┌──
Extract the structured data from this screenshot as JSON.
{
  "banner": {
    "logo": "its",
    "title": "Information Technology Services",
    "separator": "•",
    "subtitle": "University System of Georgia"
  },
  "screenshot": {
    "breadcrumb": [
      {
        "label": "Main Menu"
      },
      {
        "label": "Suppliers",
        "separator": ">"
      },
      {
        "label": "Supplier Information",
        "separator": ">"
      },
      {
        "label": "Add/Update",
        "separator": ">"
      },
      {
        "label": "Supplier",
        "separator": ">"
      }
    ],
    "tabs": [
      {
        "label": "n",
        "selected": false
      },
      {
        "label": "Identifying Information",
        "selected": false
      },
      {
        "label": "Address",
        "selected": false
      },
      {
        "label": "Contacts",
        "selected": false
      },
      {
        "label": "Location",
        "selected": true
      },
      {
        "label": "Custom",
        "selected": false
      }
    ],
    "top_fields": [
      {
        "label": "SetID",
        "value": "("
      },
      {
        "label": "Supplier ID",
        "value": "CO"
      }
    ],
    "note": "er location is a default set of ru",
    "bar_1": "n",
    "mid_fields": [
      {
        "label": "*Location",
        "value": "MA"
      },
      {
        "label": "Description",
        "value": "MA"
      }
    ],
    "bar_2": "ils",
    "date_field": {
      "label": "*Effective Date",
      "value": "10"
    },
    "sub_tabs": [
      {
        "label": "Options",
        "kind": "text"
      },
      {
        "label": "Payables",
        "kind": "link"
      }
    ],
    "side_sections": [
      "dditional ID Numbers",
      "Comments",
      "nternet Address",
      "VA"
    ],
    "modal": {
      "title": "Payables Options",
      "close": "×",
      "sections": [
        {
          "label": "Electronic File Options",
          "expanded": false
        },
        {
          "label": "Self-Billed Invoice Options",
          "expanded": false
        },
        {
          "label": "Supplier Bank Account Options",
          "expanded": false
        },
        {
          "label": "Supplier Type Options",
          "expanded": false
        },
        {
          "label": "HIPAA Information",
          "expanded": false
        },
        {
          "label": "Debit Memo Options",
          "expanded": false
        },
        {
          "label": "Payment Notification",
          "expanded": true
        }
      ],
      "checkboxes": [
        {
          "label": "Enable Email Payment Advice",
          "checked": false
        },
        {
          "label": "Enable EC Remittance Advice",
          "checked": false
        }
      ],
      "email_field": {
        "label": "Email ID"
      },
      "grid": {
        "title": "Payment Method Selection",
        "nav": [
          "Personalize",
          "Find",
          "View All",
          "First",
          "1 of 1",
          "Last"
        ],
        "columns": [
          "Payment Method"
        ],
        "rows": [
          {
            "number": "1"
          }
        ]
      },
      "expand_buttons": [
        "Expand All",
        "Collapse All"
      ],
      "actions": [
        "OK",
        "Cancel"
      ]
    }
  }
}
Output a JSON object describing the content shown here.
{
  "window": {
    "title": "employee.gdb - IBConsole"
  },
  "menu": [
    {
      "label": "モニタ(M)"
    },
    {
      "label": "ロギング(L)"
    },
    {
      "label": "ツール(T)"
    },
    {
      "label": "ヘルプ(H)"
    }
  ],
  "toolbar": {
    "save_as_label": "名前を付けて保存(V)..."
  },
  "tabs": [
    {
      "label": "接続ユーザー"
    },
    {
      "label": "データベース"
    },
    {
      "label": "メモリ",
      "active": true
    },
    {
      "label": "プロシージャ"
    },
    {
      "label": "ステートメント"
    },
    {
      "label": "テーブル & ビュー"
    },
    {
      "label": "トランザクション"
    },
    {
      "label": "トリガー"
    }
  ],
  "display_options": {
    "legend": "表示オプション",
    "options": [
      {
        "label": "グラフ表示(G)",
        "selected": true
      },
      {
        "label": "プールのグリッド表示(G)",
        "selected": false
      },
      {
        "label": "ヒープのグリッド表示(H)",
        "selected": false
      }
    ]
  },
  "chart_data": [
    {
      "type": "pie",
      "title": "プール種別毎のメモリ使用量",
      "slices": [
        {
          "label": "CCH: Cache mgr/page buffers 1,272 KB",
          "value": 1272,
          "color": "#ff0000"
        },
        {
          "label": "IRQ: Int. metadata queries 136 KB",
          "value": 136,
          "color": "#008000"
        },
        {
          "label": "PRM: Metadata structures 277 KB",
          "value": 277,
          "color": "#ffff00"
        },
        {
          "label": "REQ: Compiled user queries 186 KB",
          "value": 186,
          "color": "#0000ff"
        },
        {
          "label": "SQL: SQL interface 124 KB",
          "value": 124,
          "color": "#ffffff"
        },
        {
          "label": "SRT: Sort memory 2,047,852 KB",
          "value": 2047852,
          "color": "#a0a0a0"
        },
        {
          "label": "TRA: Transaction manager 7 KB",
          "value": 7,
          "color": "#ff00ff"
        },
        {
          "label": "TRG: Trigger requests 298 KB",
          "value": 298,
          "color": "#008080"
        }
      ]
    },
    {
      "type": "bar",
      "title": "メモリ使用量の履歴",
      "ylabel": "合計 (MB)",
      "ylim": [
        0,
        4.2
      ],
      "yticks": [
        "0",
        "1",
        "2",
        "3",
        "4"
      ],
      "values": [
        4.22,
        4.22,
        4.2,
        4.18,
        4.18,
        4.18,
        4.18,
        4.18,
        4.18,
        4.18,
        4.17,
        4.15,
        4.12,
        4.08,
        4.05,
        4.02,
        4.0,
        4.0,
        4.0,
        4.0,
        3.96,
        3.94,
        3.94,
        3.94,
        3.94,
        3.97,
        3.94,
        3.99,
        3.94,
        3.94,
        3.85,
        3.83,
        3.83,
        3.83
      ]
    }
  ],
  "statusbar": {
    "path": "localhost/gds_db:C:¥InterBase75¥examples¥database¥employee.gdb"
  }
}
└──
*SET PROBLEM*. Restate all of the entries above precisely.

*EXERCISE RESULT*.
Extract the structured data from this screenshot as JSON.
{
  "banner": {
    "logo": "its",
    "title": "Information Technology Services",
    "separator": "•",
    "subtitle": "University System of Georgia"
  },
  "screenshot": {
    "breadcrumb": [
      {
        "label": "Main Menu"
      },
      {
        "label": "Suppliers",
        "separator": ">"
      },
      {
        "label": "Supplier Information",
        "separator": ">"
      },
      {
        "label": "Add/Update",
        "separator": ">"
      },
      {
        "label": "Supplier",
        "separator": ">"
      }
    ],
    "tabs": [
      {
        "label": "n",
        "selected": false
      },
      {
        "label": "Identifying Information",
        "selected": false
      },
      {
        "label": "Address",
        "selected": false
      },
      {
        "label": "Contacts",
        "selected": false
      },
      {
        "label": "Location",
        "selected": true
      },
      {
        "label": "Custom",
        "selected": false
      }
    ],
    "top_fields": [
      {
        "label": "SetID",
        "value": "("
      },
      {
        "label": "Supplier ID",
        "value": "CO"
      }
    ],
    "note": "er location is a default set of ru",
    "bar_1": "n",
    "mid_fields": [
      {
        "label": "*Location",
        "value": "MA"
      },
      {
        "label": "Description",
        "value": "MA"
      }
    ],
    "bar_2": "ils",
    "date_field": {
      "label": "*Effective Date",
      "value": "10"
    },
    "sub_tabs": [
      {
        "label": "Options",
        "kind": "text"
      },
      {
        "label": "Payables",
        "kind": "link"
      }
    ],
    "side_sections": [
      "dditional ID Numbers",
      "Comments",
      "nternet Address",
      "VA"
    ],
    "modal": {
      "title": "Payables Options",
      "close": "×",
      "sections": [
        {
          "label": "Electronic File Options",
          "expanded": false
        },
        {
          "label": "Self-Billed Invoice Options",
          "expanded": false
        },
        {
          "label": "Supplier Bank Account Options",
          "expanded": false
        },
        {
          "label": "Supplier Type Options",
          "expanded": false
        },
        {
          "label": "HIPAA Information",
          "expanded": false
        },
        {
          "label": "Debit Memo Options",
          "expanded": false
        },
        {
          "label": "Payment Notification",
          "expanded": true
        }
      ],
      "checkboxes": [
        {
          "label": "Enable Email Payment Advice",
          "checked": false
        },
        {
          "label": "Enable EC Remittance Advice",
          "checked": false
        }
      ],
      "email_field": {
        "label": "Email ID"
      },
      "grid": {
        "title": "Payment Method Selection",
        "nav": [
          "Personalize",
          "Find",
          "View All",
          "First",
          "1 of 1",
          "Last"
        ],
        "columns": [
          "Payment Method"
        ],
        "rows": [
          {
            "number": "1"
          }
        ]
      },
      "expand_buttons": [
        "Expand All",
        "Collapse All"
      ],
      "actions": [
        "OK",
        "Cancel"
      ]
    }
  }
}
Output a JSON object describing the content shown here.
{
  "window": {
    "title": "employee.gdb - IBConsole"
  },
  "menu": [
    {
      "label": "モニタ(M)"
    },
    {
      "label": "ロギング(L)"
    },
    {
      "label": "ツール(T)"
    },
    {
      "label": "ヘルプ(H)"
    }
  ],
  "toolbar": {
    "save_as_label": "名前を付けて保存(V)..."
  },
  "tabs": [
    {
      "label": "接続ユーザー"
    },
    {
      "label": "データベース"
    },
    {
      "label": "メモリ",
      "active": true
    },
    {
      "label": "プロシージャ"
    },
    {
      "label": "ステートメント"
    },
    {
      "label": "テーブル & ビュー"
    },
    {
      "label": "トランザクション"
    },
    {
      "label": "トリガー"
    }
  ],
  "display_options": {
    "legend": "表示オプション",
    "options": [
      {
        "label": "グラフ表示(G)",
        "selected": true
      },
      {
        "label": "プールのグリッド表示(G)",
        "selected": false
      },
      {
        "label": "ヒープのグリッド表示(H)",
        "selected": false
      }
    ]
  },
  "chart_data": [
    {
      "type": "pie",
      "title": "プール種別毎のメモリ使用量",
      "slices": [
        {
          "label": "CCH: Cache mgr/page buffers 1,272 KB",
          "value": 1272,
          "color": "#ff0000"
        },
        {
          "label": "IRQ: Int. metadata queries 136 KB",
          "value": 136,
          "color": "#008000"
        },
        {
          "label": "PRM: Metadata structures 277 KB",
          "value": 277,
          "color": "#ffff00"
        },
        {
          "label": "REQ: Compiled user queries 186 KB",
          "value": 186,
          "color": "#0000ff"
        },
        {
          "label": "SQL: SQL interface 124 KB",
          "value": 124,
          "color": "#ffffff"
        },
        {
          "label": "SRT: Sort memory 2,047,852 KB",
          "value": 2047852,
          "color": "#a0a0a0"
        },
        {
          "label": "TRA: Transaction manager 7 KB",
          "value": 7,
          "color": "#ff00ff"
        },
        {
          "label": "TRG: Trigger requests 298 KB",
          "value": 298,
          "color": "#008080"
        }
      ]
    },
    {
      "type": "bar",
      "title": "メモリ使用量の履歴",
      "ylabel": "合計 (MB)",
      "ylim": [
        0,
        4.2
      ],
      "yticks": [
        "0",
        "1",
        "2",
        "3",
        "4"
      ],
      "values": [
        4.22,
        4.22,
        4.2,
        4.18,
        4.18,
        4.18,
        4.18,
        4.18,
        4.18,
        4.18,
        4.17,
        4.15,
        4.12,
        4.08,
        4.05,
        4.02,
        4.0,
        4.0,
        4.0,
        4.0,
        3.96,
        3.94,
        3.94,
        3.94,
        3.94,
        3.97,
        3.94,
        3.99,
        3.94,
        3.94,
        3.85,
        3.83,
        3.83,
        3.83
      ]
    }
  ],
  "statusbar": {
    "path": "localhost/gds_db:C:¥InterBase75¥examples¥database¥employee.gdb"
  }
}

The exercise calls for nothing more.